_Material provided_:
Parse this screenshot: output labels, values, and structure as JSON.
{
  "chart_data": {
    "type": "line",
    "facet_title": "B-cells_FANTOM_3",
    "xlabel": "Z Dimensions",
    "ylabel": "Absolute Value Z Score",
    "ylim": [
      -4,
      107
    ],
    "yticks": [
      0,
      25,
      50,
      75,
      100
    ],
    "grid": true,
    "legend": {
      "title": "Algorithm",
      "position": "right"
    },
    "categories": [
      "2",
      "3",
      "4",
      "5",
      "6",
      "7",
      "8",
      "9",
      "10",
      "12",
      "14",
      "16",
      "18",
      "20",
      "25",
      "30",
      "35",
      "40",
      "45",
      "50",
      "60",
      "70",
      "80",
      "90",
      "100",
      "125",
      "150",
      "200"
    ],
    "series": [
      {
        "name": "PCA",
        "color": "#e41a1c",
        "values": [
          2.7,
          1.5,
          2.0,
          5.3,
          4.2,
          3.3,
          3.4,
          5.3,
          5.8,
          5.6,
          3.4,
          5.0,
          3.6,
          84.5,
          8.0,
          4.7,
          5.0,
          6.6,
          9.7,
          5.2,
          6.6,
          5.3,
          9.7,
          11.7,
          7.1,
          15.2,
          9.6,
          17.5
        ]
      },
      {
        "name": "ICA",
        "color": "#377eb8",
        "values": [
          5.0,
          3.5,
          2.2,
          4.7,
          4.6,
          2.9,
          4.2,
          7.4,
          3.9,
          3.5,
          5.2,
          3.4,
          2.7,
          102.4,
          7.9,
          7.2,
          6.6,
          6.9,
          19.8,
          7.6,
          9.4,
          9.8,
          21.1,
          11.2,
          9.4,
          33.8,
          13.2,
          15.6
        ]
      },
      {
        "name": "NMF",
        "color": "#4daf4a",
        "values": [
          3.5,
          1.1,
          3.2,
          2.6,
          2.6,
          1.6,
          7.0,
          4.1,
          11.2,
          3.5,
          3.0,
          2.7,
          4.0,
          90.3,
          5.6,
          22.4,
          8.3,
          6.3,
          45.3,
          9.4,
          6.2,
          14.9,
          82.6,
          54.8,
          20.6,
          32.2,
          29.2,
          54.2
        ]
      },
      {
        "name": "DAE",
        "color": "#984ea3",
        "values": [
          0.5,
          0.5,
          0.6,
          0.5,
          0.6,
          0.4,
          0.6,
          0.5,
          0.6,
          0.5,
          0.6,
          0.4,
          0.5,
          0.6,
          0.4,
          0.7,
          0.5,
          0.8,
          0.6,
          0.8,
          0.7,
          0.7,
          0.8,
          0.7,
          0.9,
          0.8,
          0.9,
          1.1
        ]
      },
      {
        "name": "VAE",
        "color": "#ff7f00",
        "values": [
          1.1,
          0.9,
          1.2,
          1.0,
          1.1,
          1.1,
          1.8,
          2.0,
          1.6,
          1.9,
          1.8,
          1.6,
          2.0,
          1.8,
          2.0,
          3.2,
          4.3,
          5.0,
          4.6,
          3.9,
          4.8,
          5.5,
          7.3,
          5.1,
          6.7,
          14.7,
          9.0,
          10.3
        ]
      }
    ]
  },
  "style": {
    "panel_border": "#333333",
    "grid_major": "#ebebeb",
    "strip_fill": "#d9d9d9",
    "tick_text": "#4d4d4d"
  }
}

_What the task asks_: Recopy the whole listing exactly.

_Expected output_:
Parse this screenshot: output labels, values, and structure as JSON.
{
  "chart_data": {
    "type": "line",
    "facet_title": "B-cells_FANTOM_3",
    "xlabel": "Z Dimensions",
    "ylabel": "Absolute Value Z Score",
    "ylim": [
      -4,
      107
    ],
    "yticks": [
      0,
      25,
      50,
      75,
      100
    ],
    "grid": true,
    "legend": {
      "title": "Algorithm",
      "position": "right"
    },
    "categories": [
      "2",
      "3",
      "4",
      "5",
      "6",
      "7",
      "8",
      "9",
      "10",
      "12",
      "14",
      "16",
      "18",
      "20",
      "25",
      "30",
      "35",
      "40",
      "45",
      "50",
      "60",
      "70",
      "80",
      "90",
      "100",
      "125",
      "150",
      "200"
    ],
    "series": [
      {
        "name": "PCA",
        "color": "#e41a1c",
        "values": [
          2.7,
          1.5,
          2.0,
          5.3,
          4.2,
          3.3,
          3.4,
          5.3,
          5.8,
          5.6,
          3.4,
          5.0,
          3.6,
          84.5,
          8.0,
          4.7,
          5.0,
          6.6,
          9.7,
          5.2,
          6.6,
          5.3,
          9.7,
          11.7,
          7.1,
          15.2,
          9.6,
          17.5
        ]
      },
      {
        "name": "ICA",
        "color": "#377eb8",
        "values": [
          5.0,
          3.5,
          2.2,
          4.7,
          4.6,
          2.9,
          4.2,
          7.4,
          3.9,
          3.5,
          5.2,
          3.4,
          2.7,
          102.4,
          7.9,
          7.2,
          6.6,
          6.9,
          19.8,
          7.6,
          9.4,
          9.8,
          21.1,
          11.2,
          9.4,
          33.8,
          13.2,
          15.6
        ]
      },
      {
        "name": "NMF",
        "color": "#4daf4a",
        "values": [
          3.5,
          1.1,
          3.2,
          2.6,
          2.6,
          1.6,
          7.0,
          4.1,
          11.2,
          3.5,
          3.0,
          2.7,
          4.0,
          90.3,
          5.6,
          22.4,
          8.3,
          6.3,
          45.3,
          9.4,
          6.2,
          14.9,
          82.6,
          54.8,
          20.6,
          32.2,
          29.2,
          54.2
        ]
      },
      {
        "name": "DAE",
        "color": "#984ea3",
        "values": [
          0.5,
          0.5,
          0.6,
          0.5,
          0.6,
          0.4,
          0.6,
          0.5,
          0.6,
          0.5,
          0.6,
          0.4,
          0.5,
          0.6,
          0.4,
          0.7,
          0.5,
          0.8,
          0.6,
          0.8,
          0.7,
          0.7,
          0.8,
          0.7,
          0.9,
          0.8,
          0.9,
          1.1
        ]
      },
      {
        "name": "VAE",
        "color": "#ff7f00",
        "values": [
          1.1,
          0.9,
          1.2,
          1.0,
          1.1,
          1.1,
          1.8,
          2.0,
          1.6,
          1.9,
          1.8,
          1.6,
          2.0,
          1.8,
          2.0,
          3.2,
          4.3,
          5.0,
          4.6,
          3.9,
          4.8,
          5.5,
          7.3,
          5.1,
          6.7,
          14.7,
          9.0,
          10.3
        ]
      }
    ]
  },
  "style": {
    "panel_border": "#333333",
    "grid_major": "#ebebeb",
    "strip_fill": "#d9d9d9",
    "tick_text": "#4d4d4d"
  }
}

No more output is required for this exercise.